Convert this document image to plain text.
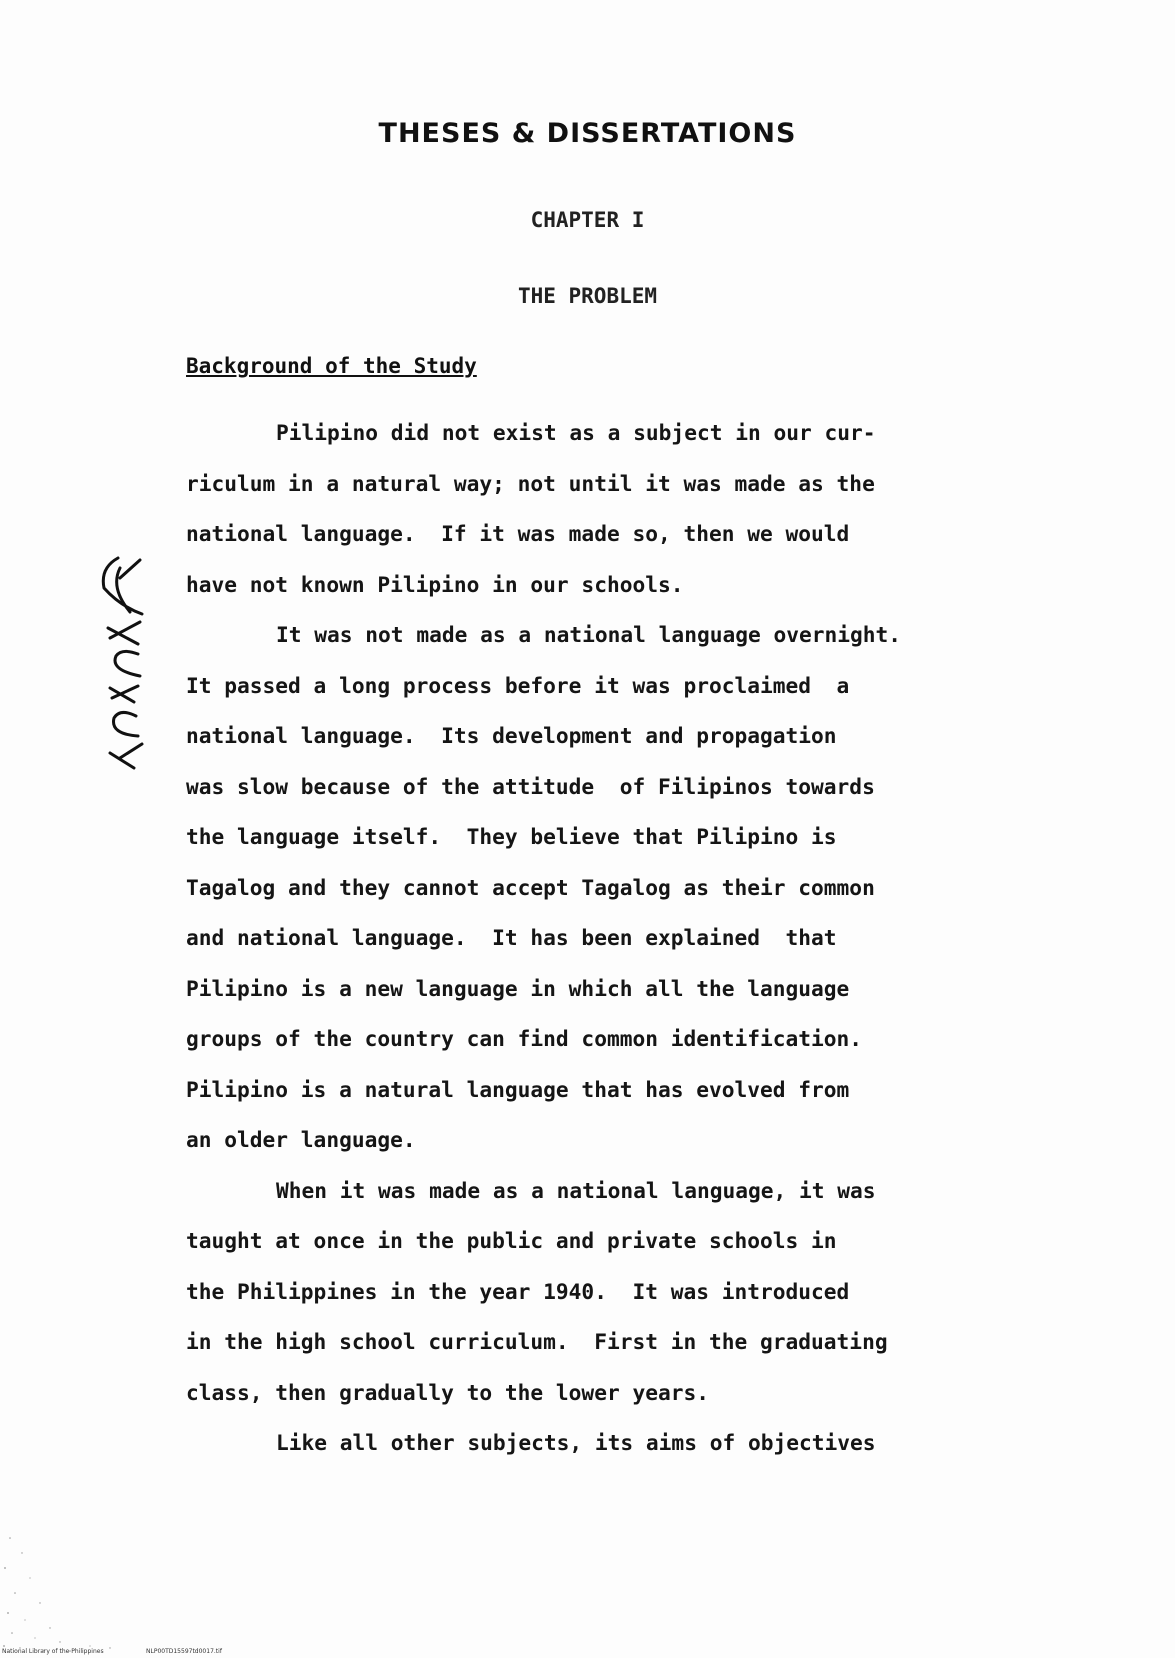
THESES & DISSERTATIONS
CHAPTER I
THE PROBLEM
Background of the Study
Pilipino did not exist as a subject in our cur-
riculum in a natural way; not until it was made as the
national language.  If it was made so, then we would
have not known Pilipino in our schools.
It was not made as a national language overnight.
It passed a long process before it was proclaimed  a
national language.  Its development and propagation
was slow because of the attitude  of Filipinos towards
the language itself.  They believe that Pilipino is
Tagalog and they cannot accept Tagalog as their common
and national language.  It has been explained  that
Pilipino is a new language in which all the language
groups of the country can find common identification.
Pilipino is a natural language that has evolved from
an older language.
When it was made as a national language, it was
taught at once in the public and private schools in
the Philippines in the year 1940.  It was introduced
in the high school curriculum.  First in the graduating
class, then gradually to the lower years.
Like all other subjects, its aims of objectives
National Library of the Philippines	NLP00TD15597td0017.tif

+++

__Problem details__.
Exactly reproduce the entries above, minus the pictures.

__Output for this task__.
Convert this document image to plain text.
THESES & DISSERTATIONS
CHAPTER I
THE PROBLEM
Background of the Study
Pilipino did not exist as a subject in our cur-
riculum in a natural way; not until it was made as the
national language.  If it was made so, then we would
have not known Pilipino in our schools.
It was not made as a national language overnight.
It passed a long process before it was proclaimed  a
national language.  Its development and propagation
was slow because of the attitude  of Filipinos towards
the language itself.  They believe that Pilipino is
Tagalog and they cannot accept Tagalog as their common
and national language.  It has been explained  that
Pilipino is a new language in which all the language
groups of the country can find common identification.
Pilipino is a natural language that has evolved from
an older language.
When it was made as a national language, it was
taught at once in the public and private schools in
the Philippines in the year 1940.  It was introduced
in the high school curriculum.  First in the graduating
class, then gradually to the lower years.
Like all other subjects, its aims of objectives
National Library of the Philippines	NLP00TD15597td0017.tif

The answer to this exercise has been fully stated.